▶ [Task description]: Can you write the next part of the notebook diff on removing OBIS records on land, picking up right after its last line?

Create remove_records_on_land.ipynb

iobis · Oct 9, 2024 · 55e55c3 · 55e55c3
1 parent d37a40c
commit 55e55c3
Showing 1 changed file with 396 additions and 0 deletions.
diff --git a/notebooks/R/remove_records_on_land.ipynb b/notebooks/R/remove_records_on_land.ipynb
@@ -0,0 +1,396 @@
+{
+ "cells": [
+  {
+   "cell_type": "markdown",
+   "metadata": {},
+   "source": [
+    "# Removing records on land\n",
+    "\n",
+    "When you download data from OBIS, one of the first steps in the data cleaning is usually to remove records on land. A species might be recorded on land by many reasons: positional uncertainty, misidentification, records on museums or aquariums, etc.\n",
+    "\n",
+    "In this short notebook we will explore how to remove records on land using two different tools:\n",
+    "\n",
+    "1. The `obistools` package\n",
+    "2. A raster file containing environmental information\n",
+    "\n",
+    "We will also explore how we can approximate records on land (what might be useful in situations like intertidal species)."

▶ [Material shown]:
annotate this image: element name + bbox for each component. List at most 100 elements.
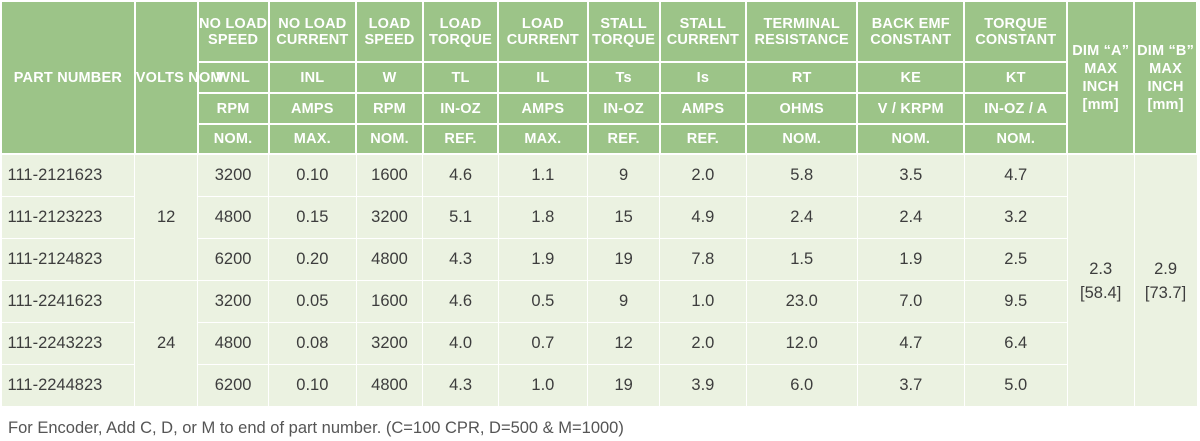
header-load-current: LOAD CURRENT	[497, 0, 589, 63]
value-cell: 3.9	[659, 364, 747, 407]
header-unit: AMPS	[497, 92, 589, 125]
value-cell: 4.3	[422, 238, 499, 281]
value-cell: 9	[587, 153, 661, 197]
part-number-cell: 111-2244823	[0, 364, 136, 407]
value-cell: 0.20	[268, 238, 357, 281]
header-symbol: INL	[267, 61, 358, 94]
table-row: 111-2121623 12 3200 0.10 1600 4.6 1.1 9 …	[0, 153, 1198, 407]
header-unit: RPM	[196, 92, 270, 125]
header-unit: IN-OZ	[586, 92, 661, 125]
value-cell: 6200	[197, 364, 270, 407]
value-cell: 6.4	[963, 322, 1068, 365]
header-terminal-resistance: TERMINAL RESISTANCE	[745, 0, 859, 63]
value-cell: 0.10	[268, 153, 357, 197]
header-unit: AMPS	[267, 92, 358, 125]
value-cell: 1.9	[497, 238, 589, 281]
value-cell: 1600	[355, 153, 424, 197]
value-cell: 4.3	[422, 364, 499, 407]
value-cell: 9.5	[963, 280, 1068, 323]
dim-b-mm: [73.7]	[1144, 283, 1187, 302]
header-no-load-current: NO LOAD CURRENT	[267, 0, 358, 63]
header-unit: IN-OZ	[421, 92, 500, 125]
header-basis: MAX.	[267, 123, 358, 155]
value-cell: 1.0	[659, 280, 747, 323]
header-back-emf-constant: BACK EMF CONSTANT	[856, 0, 966, 63]
value-cell: 2.4	[745, 196, 858, 239]
value-cell: 12	[587, 322, 661, 365]
value-cell: 1.8	[497, 196, 589, 239]
value-cell: 19	[587, 364, 661, 407]
value-cell: 5.1	[422, 196, 499, 239]
value-cell: 3.2	[963, 196, 1068, 239]
header-basis: NOM.	[745, 123, 859, 155]
value-cell: 4800	[197, 322, 270, 365]
value-cell: 3.5	[856, 153, 965, 197]
table-row: 111-2241623 24 3200 0.05 1600 4.6 0.5 9 …	[0, 280, 1197, 407]
header-symbol: W	[355, 61, 424, 94]
header-basis: REF.	[586, 123, 661, 155]
header-symbol: WNL	[196, 61, 270, 94]
table-row: 111-2123223 4800 0.15 3200 5.1 1.8 15 4.…	[0, 196, 1197, 239]
header-basis: REF.	[658, 123, 748, 155]
volts-cell: 24	[134, 280, 199, 407]
header-symbol: Ts	[586, 61, 661, 94]
value-cell: 3.7	[856, 364, 965, 407]
value-cell: 4.6	[422, 280, 499, 323]
header-basis: REF.	[421, 123, 500, 155]
header-unit: RPM	[355, 92, 424, 125]
value-cell: 3200	[197, 153, 270, 197]
value-cell: 4800	[355, 238, 424, 281]
table-header: PART NUMBER VOLTS NOM NO LOAD SPEED NO L…	[0, 0, 1198, 155]
header-symbol: KE	[856, 61, 966, 94]
encoder-footnote: For Encoder, Add C, D, or M to end of pa…	[8, 419, 624, 437]
dim-b-cell: 2.9 [73.7]	[1133, 153, 1198, 407]
header-load-speed: LOAD SPEED	[355, 0, 424, 63]
value-cell: 4800	[197, 196, 270, 239]
value-cell: 2.5	[963, 238, 1068, 281]
value-cell: 9	[587, 280, 661, 323]
header-symbol: TL	[421, 61, 500, 94]
value-cell: 19	[587, 238, 661, 281]
header-symbol: IL	[497, 61, 589, 94]
dim-a-mm: [58.4]	[1080, 283, 1122, 302]
value-cell: 7.8	[659, 238, 747, 281]
dim-a-inch: 2.3	[1089, 259, 1113, 278]
value-cell: 23.0	[745, 280, 858, 323]
value-cell: 0.08	[268, 322, 357, 365]
table-row: 111-2124823 6200 0.20 4800 4.3 1.9 19 7.…	[0, 238, 1197, 281]
table-row: 111-2243223 4800 0.08 3200 4.0 0.7 12 2.…	[0, 322, 1197, 365]
header-basis: NOM.	[963, 123, 1069, 155]
value-cell: 2.0	[659, 153, 747, 197]
table-row: 111-2244823 6200 0.10 4800 4.3 1.0 19 3.…	[0, 364, 1197, 407]
header-unit: V / KRPM	[856, 92, 966, 125]
value-cell: 0.7	[497, 322, 589, 365]
value-cell: 12.0	[745, 322, 858, 365]
value-cell: 0.5	[497, 280, 589, 323]
value-cell: 15	[587, 196, 661, 239]
header-basis: NOM.	[856, 123, 966, 155]
value-cell: 5.0	[963, 364, 1068, 407]
header-dim-a: DIM “A” MAX INCH [mm]	[1066, 0, 1136, 155]
header-symbol: RT	[745, 61, 859, 94]
header-unit: AMPS	[658, 92, 748, 125]
value-cell: 4.7	[856, 322, 965, 365]
header-part-number: PART NUMBER	[0, 0, 136, 155]
value-cell: 0.05	[268, 280, 357, 323]
value-cell: 4.7	[963, 153, 1068, 197]
value-cell: 3200	[355, 196, 424, 239]
dim-b-inch: 2.9	[1154, 259, 1178, 278]
value-cell: 1.1	[497, 153, 589, 197]
value-cell: 1.9	[856, 238, 965, 281]
value-cell: 4.0	[422, 322, 499, 365]
header-no-load-speed: NO LOAD SPEED	[196, 0, 270, 63]
header-basis: MAX.	[497, 123, 589, 155]
value-cell: 4.6	[422, 153, 499, 197]
value-cell: 1.0	[497, 364, 589, 407]
part-number-cell: 111-2243223	[0, 322, 136, 365]
header-dim-b: DIM “B” MAX INCH [mm]	[1133, 0, 1198, 155]
value-cell: 4800	[355, 364, 424, 407]
header-basis: NOM.	[355, 123, 424, 155]
motor-spec-table: PART NUMBER VOLTS NOM NO LOAD SPEED NO L…	[0, 0, 1198, 407]
value-cell: 1.5	[745, 238, 858, 281]
header-symbol: KT	[963, 61, 1069, 94]
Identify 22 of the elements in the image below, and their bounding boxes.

▶ [In response]:
+   ]
+  },
+  {
+   "cell_type": "markdown",
+   "metadata": {},
+   "source": [
+    "## The `obistools` package\n",
+    "\n",
+    "The `obistools` R package provide tools for data enhancement and quality control. You can find it [here]() and install using:\n",
+    "\n",
+    "`devtools::install_github(\"iobis/obistools\")`\n",
+    "\n",
+    "Many functions are intended for improving data **before** submitting it to OBIS, but others can be used after data download. We will specifically use the function `obistools::check_onland()`\n",
+    "\n",
+    "You need to supply only one argument (`data`), a `data.frame`  with columns `decimalLongitude` and `decimalLatitude`. Additionally you can supply your own polygon for the land (in `sf` format).\n",
+    "\n",
+    "We will first download some data to play with. We will use the fiddler crab _Minuca rapax_ as an example."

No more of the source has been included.